◆ **Provided records**:
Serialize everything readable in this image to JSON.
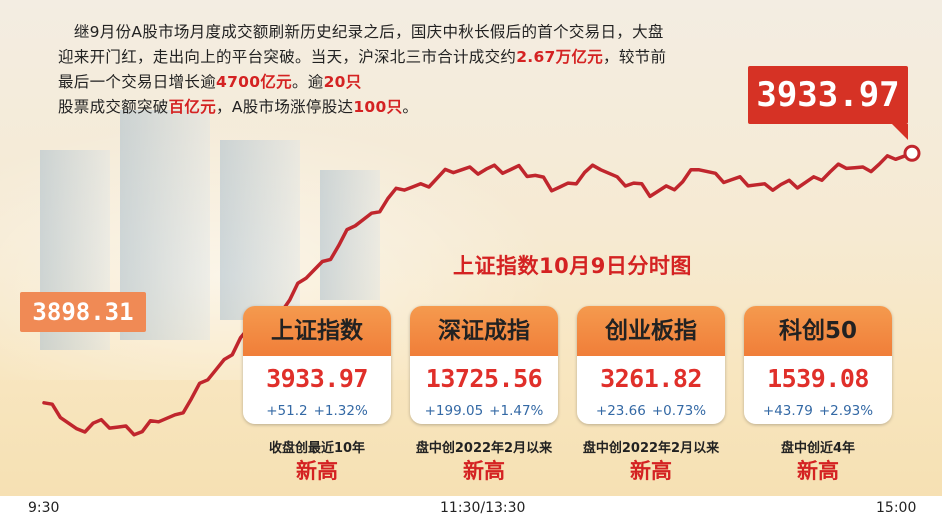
{
  "intro": {
    "p1": "继9月份A股市场月度成交额刷新历史纪录之后，国庆中秋长假后的首个交易日，大盘迎来开门红，走出向上的平台突破。当天，沪深北三市合计成交约",
    "turnover": "2.67万亿元",
    "p2": "，较节前最后一个交易日增长逾",
    "increase": "4700亿元",
    "p3": "。逾",
    "stocks_count": "20只",
    "p4": "股票成交额突破",
    "stock_turnover": "百亿元",
    "p5": "，A股市场涨停股达",
    "limit_up": "100只",
    "p6": "。"
  },
  "chart_data": {
    "type": "line",
    "title": "上证指数10月9日分时图",
    "x_ticks": [
      "9:30",
      "11:30/13:30",
      "15:00"
    ],
    "start_label": "3898.31",
    "end_label": "3933.97",
    "ylim": [
      3893,
      3939
    ],
    "series": [
      {
        "values": [
          3898.31,
          3896.2,
          3894.6,
          3895.4,
          3894.7,
          3895.0,
          3894.2,
          3895.6,
          3896.6,
          3898.9,
          3901.6,
          3904.5,
          3907.6,
          3908.7,
          3911.3,
          3913.0,
          3916.1,
          3918.5,
          3920.8,
          3923.6,
          3925.4,
          3927.5,
          3928.7,
          3929.6,
          3930.4,
          3931.2,
          3932.0,
          3931.7,
          3931.1,
          3932.2,
          3930.8,
          3928.6,
          3929.7,
          3931.2,
          3931.6,
          3930.6,
          3929.7,
          3927.8,
          3929.3,
          3929.9,
          3931.6,
          3931.1,
          3930.2,
          3929.3,
          3929.6,
          3929.5,
          3929.0,
          3930.6,
          3931.3,
          3931.8,
          3932.0,
          3932.4,
          3933.1,
          3933.97
        ]
      }
    ],
    "colors": {
      "line": "#c0262d",
      "accent": "#d42222",
      "card_header": "#f59a4e"
    }
  },
  "cards": [
    {
      "name": "上证指数",
      "value": "3933.97",
      "change_pts": "+51.2",
      "change_pct": "+1.32%",
      "note": "收盘创最近10年",
      "record": "新高"
    },
    {
      "name": "深证成指",
      "value": "13725.56",
      "change_pts": "+199.05",
      "change_pct": "+1.47%",
      "note": "盘中创2022年2月以来",
      "record": "新高"
    },
    {
      "name": "创业板指",
      "value": "3261.82",
      "change_pts": "+23.66",
      "change_pct": "+0.73%",
      "note": "盘中创2022年2月以来",
      "record": "新高"
    },
    {
      "name": "科创50",
      "value": "1539.08",
      "change_pts": "+43.79",
      "change_pct": "+2.93%",
      "note": "盘中创近4年",
      "record": "新高"
    }
  ]
}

◆ **Task objective**:
Reproduce each line exactly, please, except for any pictures.

◆ **Task response**:
Serialize everything readable in this image to JSON.
{
  "intro": {
    "p1": "继9月份A股市场月度成交额刷新历史纪录之后，国庆中秋长假后的首个交易日，大盘迎来开门红，走出向上的平台突破。当天，沪深北三市合计成交约",
    "turnover": "2.67万亿元",
    "p2": "，较节前最后一个交易日增长逾",
    "increase": "4700亿元",
    "p3": "。逾",
    "stocks_count": "20只",
    "p4": "股票成交额突破",
    "stock_turnover": "百亿元",
    "p5": "，A股市场涨停股达",
    "limit_up": "100只",
    "p6": "。"
  },
  "chart_data": {
    "type": "line",
    "title": "上证指数10月9日分时图",
    "x_ticks": [
      "9:30",
      "11:30/13:30",
      "15:00"
    ],
    "start_label": "3898.31",
    "end_label": "3933.97",
    "ylim": [
      3893,
      3939
    ],
    "series": [
      {
        "values": [
          3898.31,
          3896.2,
          3894.6,
          3895.4,
          3894.7,
          3895.0,
          3894.2,
          3895.6,
          3896.6,
          3898.9,
          3901.6,
          3904.5,
          3907.6,
          3908.7,
          3911.3,
          3913.0,
          3916.1,
          3918.5,
          3920.8,
          3923.6,
          3925.4,
          3927.5,
          3928.7,
          3929.6,
          3930.4,
          3931.2,
          3932.0,
          3931.7,
          3931.1,
          3932.2,
          3930.8,
          3928.6,
          3929.7,
          3931.2,
          3931.6,
          3930.6,
          3929.7,
          3927.8,
          3929.3,
          3929.9,
          3931.6,
          3931.1,
          3930.2,
          3929.3,
          3929.6,
          3929.5,
          3929.0,
          3930.6,
          3931.3,
          3931.8,
          3932.0,
          3932.4,
          3933.1,
          3933.97
        ]
      }
    ],
    "colors": {
      "line": "#c0262d",
      "accent": "#d42222",
      "card_header": "#f59a4e"
    }
  },
  "cards": [
    {
      "name": "上证指数",
      "value": "3933.97",
      "change_pts": "+51.2",
      "change_pct": "+1.32%",
      "note": "收盘创最近10年",
      "record": "新高"
    },
    {
      "name": "深证成指",
      "value": "13725.56",
      "change_pts": "+199.05",
      "change_pct": "+1.47%",
      "note": "盘中创2022年2月以来",
      "record": "新高"
    },
    {
      "name": "创业板指",
      "value": "3261.82",
      "change_pts": "+23.66",
      "change_pct": "+0.73%",
      "note": "盘中创2022年2月以来",
      "record": "新高"
    },
    {
      "name": "科创50",
      "value": "1539.08",
      "change_pts": "+43.79",
      "change_pct": "+2.93%",
      "note": "盘中创近4年",
      "record": "新高"
    }
  ]
}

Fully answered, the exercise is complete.